■ Problem statement: Every entry below must appear again, exactly as written.
* Start *
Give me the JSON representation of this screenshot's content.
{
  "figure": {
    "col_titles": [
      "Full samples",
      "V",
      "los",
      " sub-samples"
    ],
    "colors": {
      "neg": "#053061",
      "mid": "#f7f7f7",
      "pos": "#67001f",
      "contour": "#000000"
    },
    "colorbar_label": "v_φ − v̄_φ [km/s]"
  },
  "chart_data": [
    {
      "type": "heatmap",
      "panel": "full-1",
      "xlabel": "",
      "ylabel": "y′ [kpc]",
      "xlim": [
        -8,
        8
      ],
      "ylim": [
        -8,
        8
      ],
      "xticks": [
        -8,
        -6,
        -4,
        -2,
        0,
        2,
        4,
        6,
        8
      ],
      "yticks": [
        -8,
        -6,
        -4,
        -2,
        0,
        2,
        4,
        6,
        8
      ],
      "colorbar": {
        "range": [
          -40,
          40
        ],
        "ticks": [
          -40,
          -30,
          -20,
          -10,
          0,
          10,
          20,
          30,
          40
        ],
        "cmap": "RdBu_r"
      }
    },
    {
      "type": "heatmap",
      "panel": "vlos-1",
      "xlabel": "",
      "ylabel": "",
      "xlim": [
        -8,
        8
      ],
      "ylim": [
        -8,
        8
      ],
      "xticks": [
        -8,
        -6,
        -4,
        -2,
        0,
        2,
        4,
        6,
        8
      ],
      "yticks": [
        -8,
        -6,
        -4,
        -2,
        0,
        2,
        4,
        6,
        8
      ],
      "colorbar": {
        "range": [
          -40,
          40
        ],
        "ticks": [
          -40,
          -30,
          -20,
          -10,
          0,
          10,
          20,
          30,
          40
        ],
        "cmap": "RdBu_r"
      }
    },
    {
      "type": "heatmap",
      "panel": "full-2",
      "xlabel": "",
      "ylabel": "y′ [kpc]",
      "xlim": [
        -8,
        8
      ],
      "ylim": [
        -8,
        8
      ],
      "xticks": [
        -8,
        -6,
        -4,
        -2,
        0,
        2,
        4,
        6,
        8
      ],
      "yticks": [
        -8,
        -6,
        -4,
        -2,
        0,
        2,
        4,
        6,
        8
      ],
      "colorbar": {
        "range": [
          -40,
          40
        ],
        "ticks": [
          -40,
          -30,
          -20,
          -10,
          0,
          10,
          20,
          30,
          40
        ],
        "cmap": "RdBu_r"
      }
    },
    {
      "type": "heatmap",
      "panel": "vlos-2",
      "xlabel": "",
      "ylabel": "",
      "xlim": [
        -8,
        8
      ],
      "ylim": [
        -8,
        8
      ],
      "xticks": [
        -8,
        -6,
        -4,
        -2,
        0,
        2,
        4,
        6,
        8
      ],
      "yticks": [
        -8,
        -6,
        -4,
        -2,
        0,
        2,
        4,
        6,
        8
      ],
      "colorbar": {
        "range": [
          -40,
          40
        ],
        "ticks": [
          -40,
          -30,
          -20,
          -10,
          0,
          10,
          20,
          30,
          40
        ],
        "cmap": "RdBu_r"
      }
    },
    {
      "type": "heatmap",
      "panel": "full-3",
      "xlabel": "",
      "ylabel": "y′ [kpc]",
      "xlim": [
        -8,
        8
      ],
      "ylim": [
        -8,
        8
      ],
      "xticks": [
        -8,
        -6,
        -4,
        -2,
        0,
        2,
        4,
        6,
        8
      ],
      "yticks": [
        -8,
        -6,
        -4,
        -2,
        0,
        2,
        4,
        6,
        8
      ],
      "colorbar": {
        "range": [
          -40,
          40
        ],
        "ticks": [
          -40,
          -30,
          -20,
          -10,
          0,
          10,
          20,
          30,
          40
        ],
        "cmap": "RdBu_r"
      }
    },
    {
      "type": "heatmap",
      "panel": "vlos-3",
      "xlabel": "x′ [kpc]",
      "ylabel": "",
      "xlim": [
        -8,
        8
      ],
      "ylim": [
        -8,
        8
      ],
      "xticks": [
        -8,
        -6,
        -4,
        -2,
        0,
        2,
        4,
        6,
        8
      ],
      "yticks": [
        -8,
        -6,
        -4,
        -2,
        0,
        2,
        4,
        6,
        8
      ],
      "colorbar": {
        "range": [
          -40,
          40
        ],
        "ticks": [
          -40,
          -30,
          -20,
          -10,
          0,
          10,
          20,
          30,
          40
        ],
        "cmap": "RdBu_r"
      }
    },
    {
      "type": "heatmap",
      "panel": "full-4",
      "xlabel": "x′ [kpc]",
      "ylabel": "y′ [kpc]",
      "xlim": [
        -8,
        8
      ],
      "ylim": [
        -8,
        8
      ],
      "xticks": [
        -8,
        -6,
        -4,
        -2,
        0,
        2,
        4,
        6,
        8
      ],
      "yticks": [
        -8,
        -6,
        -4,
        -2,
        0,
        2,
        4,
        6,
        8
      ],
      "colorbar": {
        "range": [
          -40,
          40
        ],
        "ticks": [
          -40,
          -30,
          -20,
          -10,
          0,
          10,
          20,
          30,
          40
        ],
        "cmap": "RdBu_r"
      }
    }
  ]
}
* End *
■ Output for this task:
Give me the JSON representation of this screenshot's content.
{
  "figure": {
    "col_titles": [
      "Full samples",
      "V",
      "los",
      " sub-samples"
    ],
    "colors": {
      "neg": "#053061",
      "mid": "#f7f7f7",
      "pos": "#67001f",
      "contour": "#000000"
    },
    "colorbar_label": "v_φ − v̄_φ [km/s]"
  },
  "chart_data": [
    {
      "type": "heatmap",
      "panel": "full-1",
      "xlabel": "",
      "ylabel": "y′ [kpc]",
      "xlim": [
        -8,
        8
      ],
      "ylim": [
        -8,
        8
      ],
      "xticks": [
        -8,
        -6,
        -4,
        -2,
        0,
        2,
        4,
        6,
        8
      ],
      "yticks": [
        -8,
        -6,
        -4,
        -2,
        0,
        2,
        4,
        6,
        8
      ],
      "colorbar": {
        "range": [
          -40,
          40
        ],
        "ticks": [
          -40,
          -30,
          -20,
          -10,
          0,
          10,
          20,
          30,
          40
        ],
        "cmap": "RdBu_r"
      }
    },
    {
      "type": "heatmap",
      "panel": "vlos-1",
      "xlabel": "",
      "ylabel": "",
      "xlim": [
        -8,
        8
      ],
      "ylim": [
        -8,
        8
      ],
      "xticks": [
        -8,
        -6,
        -4,
        -2,
        0,
        2,
        4,
        6,
        8
      ],
      "yticks": [
        -8,
        -6,
        -4,
        -2,
        0,
        2,
        4,
        6,
        8
      ],
      "colorbar": {
        "range": [
          -40,
          40
        ],
        "ticks": [
          -40,
          -30,
          -20,
          -10,
          0,
          10,
          20,
          30,
          40
        ],
        "cmap": "RdBu_r"
      }
    },
    {
      "type": "heatmap",
      "panel": "full-2",
      "xlabel": "",
      "ylabel": "y′ [kpc]",
      "xlim": [
        -8,
        8
      ],
      "ylim": [
        -8,
        8
      ],
      "xticks": [
        -8,
        -6,
        -4,
        -2,
        0,
        2,
        4,
        6,
        8
      ],
      "yticks": [
        -8,
        -6,
        -4,
        -2,
        0,
        2,
        4,
        6,
        8
      ],
      "colorbar": {
        "range": [
          -40,
          40
        ],
        "ticks": [
          -40,
          -30,
          -20,
          -10,
          0,
          10,
          20,
          30,
          40
        ],
        "cmap": "RdBu_r"
      }
    },
    {
      "type": "heatmap",
      "panel": "vlos-2",
      "xlabel": "",
      "ylabel": "",
      "xlim": [
        -8,
        8
      ],
      "ylim": [
        -8,
        8
      ],
      "xticks": [
        -8,
        -6,
        -4,
        -2,
        0,
        2,
        4,
        6,
        8
      ],
      "yticks": [
        -8,
        -6,
        -4,
        -2,
        0,
        2,
        4,
        6,
        8
      ],
      "colorbar": {
        "range": [
          -40,
          40
        ],
        "ticks": [
          -40,
          -30,
          -20,
          -10,
          0,
          10,
          20,
          30,
          40
        ],
        "cmap": "RdBu_r"
      }
    },
    {
      "type": "heatmap",
      "panel": "full-3",
      "xlabel": "",
      "ylabel": "y′ [kpc]",
      "xlim": [
        -8,
        8
      ],
      "ylim": [
        -8,
        8
      ],
      "xticks": [
        -8,
        -6,
        -4,
        -2,
        0,
        2,
        4,
        6,
        8
      ],
      "yticks": [
        -8,
        -6,
        -4,
        -2,
        0,
        2,
        4,
        6,
        8
      ],
      "colorbar": {
        "range": [
          -40,
          40
        ],
        "ticks": [
          -40,
          -30,
          -20,
          -10,
          0,
          10,
          20,
          30,
          40
        ],
        "cmap": "RdBu_r"
      }
    },
    {
      "type": "heatmap",
      "panel": "vlos-3",
      "xlabel": "x′ [kpc]",
      "ylabel": "",
      "xlim": [
        -8,
        8
      ],
      "ylim": [
        -8,
        8
      ],
      "xticks": [
        -8,
        -6,
        -4,
        -2,
        0,
        2,
        4,
        6,
        8
      ],
      "yticks": [
        -8,
        -6,
        -4,
        -2,
        0,
        2,
        4,
        6,
        8
      ],
      "colorbar": {
        "range": [
          -40,
          40
        ],
        "ticks": [
          -40,
          -30,
          -20,
          -10,
          0,
          10,
          20,
          30,
          40
        ],
        "cmap": "RdBu_r"
      }
    },
    {
      "type": "heatmap",
      "panel": "full-4",
      "xlabel": "x′ [kpc]",
      "ylabel": "y′ [kpc]",
      "xlim": [
        -8,
        8
      ],
      "ylim": [
        -8,
        8
      ],
      "xticks": [
        -8,
        -6,
        -4,
        -2,
        0,
        2,
        4,
        6,
        8
      ],
      "yticks": [
        -8,
        -6,
        -4,
        -2,
        0,
        2,
        4,
        6,
        8
      ],
      "colorbar": {
        "range": [
          -40,
          40
        ],
        "ticks": [
          -40,
          -30,
          -20,
          -10,
          0,
          10,
          20,
          30,
          40
        ],
        "cmap": "RdBu_r"
      }
    }
  ]
}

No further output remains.